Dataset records
□ □ □
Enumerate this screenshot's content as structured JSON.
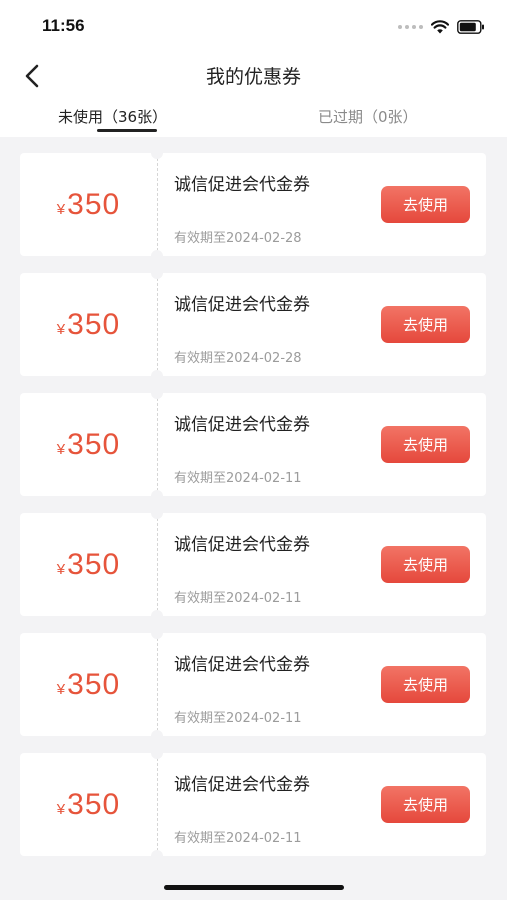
{
  "status_bar": {
    "time": "11:56"
  },
  "header": {
    "title": "我的优惠券"
  },
  "tabs": [
    {
      "label": "未使用（36张）",
      "active": true
    },
    {
      "label": "已过期（0张）",
      "active": false
    }
  ],
  "coupons": [
    {
      "currency": "¥",
      "amount": "350",
      "name": "诚信促进会代金券",
      "validity": "有效期至2024-02-28",
      "button": "去使用"
    },
    {
      "currency": "¥",
      "amount": "350",
      "name": "诚信促进会代金券",
      "validity": "有效期至2024-02-28",
      "button": "去使用"
    },
    {
      "currency": "¥",
      "amount": "350",
      "name": "诚信促进会代金券",
      "validity": "有效期至2024-02-11",
      "button": "去使用"
    },
    {
      "currency": "¥",
      "amount": "350",
      "name": "诚信促进会代金券",
      "validity": "有效期至2024-02-11",
      "button": "去使用"
    },
    {
      "currency": "¥",
      "amount": "350",
      "name": "诚信促进会代金券",
      "validity": "有效期至2024-02-11",
      "button": "去使用"
    },
    {
      "currency": "¥",
      "amount": "350",
      "name": "诚信促进会代金券",
      "validity": "有效期至2024-02-11",
      "button": "去使用"
    }
  ],
  "colors": {
    "accent": "#e6543b",
    "button_top": "#f27465",
    "button_bottom": "#e5483c",
    "background": "#f3f3f5"
  }
}
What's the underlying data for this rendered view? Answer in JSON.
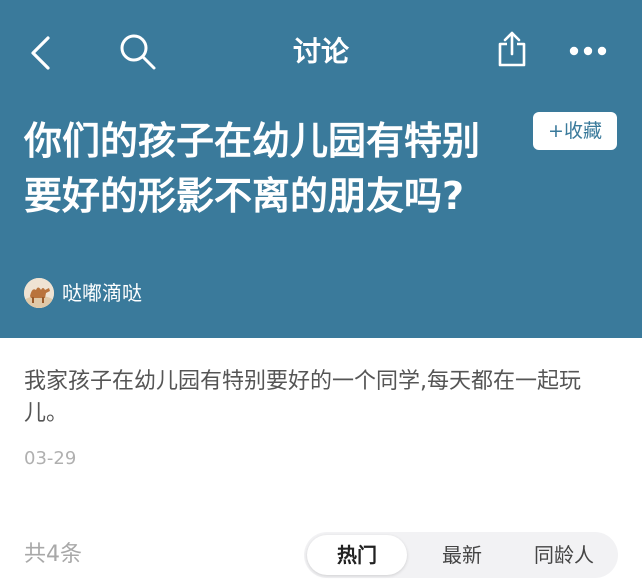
{
  "nav": {
    "title": "讨论",
    "icons": [
      "back-icon",
      "search-icon",
      "share-icon",
      "more-icon"
    ]
  },
  "topic": {
    "title": "你们的孩子在幼儿园有特别要好的形影不离的朋友吗?",
    "favorite_label": "+收藏",
    "author": "哒嘟滴哒",
    "body": "我家孩子在幼儿园有特别要好的一个同学,每天都在一起玩儿。",
    "date": "03-29"
  },
  "comments": {
    "count_label": "共4条",
    "sort_tabs": [
      {
        "label": "热门",
        "active": true
      },
      {
        "label": "最新",
        "active": false
      },
      {
        "label": "同龄人",
        "active": false
      }
    ]
  },
  "colors": {
    "header_bg": "#3a7a9b",
    "accent": "#3a7a9b",
    "date_gray": "#b0b0b0"
  }
}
□ □ □
Requirements: The records above need to be given again exactly. Omit the pictures.

Exercise solution:
Enumerate this screenshot's content as structured JSON.
{
  "status_bar": {
    "time": "11:56"
  },
  "header": {
    "title": "我的优惠券"
  },
  "tabs": [
    {
      "label": "未使用（36张）",
      "active": true
    },
    {
      "label": "已过期（0张）",
      "active": false
    }
  ],
  "coupons": [
    {
      "currency": "¥",
      "amount": "350",
      "name": "诚信促进会代金券",
      "validity": "有效期至2024-02-28",
      "button": "去使用"
    },
    {
      "currency": "¥",
      "amount": "350",
      "name": "诚信促进会代金券",
      "validity": "有效期至2024-02-28",
      "button": "去使用"
    },
    {
      "currency": "¥",
      "amount": "350",
      "name": "诚信促进会代金券",
      "validity": "有效期至2024-02-11",
      "button": "去使用"
    },
    {
      "currency": "¥",
      "amount": "350",
      "name": "诚信促进会代金券",
      "validity": "有效期至2024-02-11",
      "button": "去使用"
    },
    {
      "currency": "¥",
      "amount": "350",
      "name": "诚信促进会代金券",
      "validity": "有效期至2024-02-11",
      "button": "去使用"
    },
    {
      "currency": "¥",
      "amount": "350",
      "name": "诚信促进会代金券",
      "validity": "有效期至2024-02-11",
      "button": "去使用"
    }
  ],
  "colors": {
    "accent": "#e6543b",
    "button_top": "#f27465",
    "button_bottom": "#e5483c",
    "background": "#f3f3f5"
  }
}
What's the underlying data for this rendered view? Answer in JSON.
{
  "nav": {
    "title": "讨论",
    "icons": [
      "back-icon",
      "search-icon",
      "share-icon",
      "more-icon"
    ]
  },
  "topic": {
    "title": "你们的孩子在幼儿园有特别要好的形影不离的朋友吗?",
    "favorite_label": "+收藏",
    "author": "哒嘟滴哒",
    "body": "我家孩子在幼儿园有特别要好的一个同学,每天都在一起玩儿。",
    "date": "03-29"
  },
  "comments": {
    "count_label": "共4条",
    "sort_tabs": [
      {
        "label": "热门",
        "active": true
      },
      {
        "label": "最新",
        "active": false
      },
      {
        "label": "同龄人",
        "active": false
      }
    ]
  },
  "colors": {
    "header_bg": "#3a7a9b",
    "accent": "#3a7a9b",
    "date_gray": "#b0b0b0"
  }
}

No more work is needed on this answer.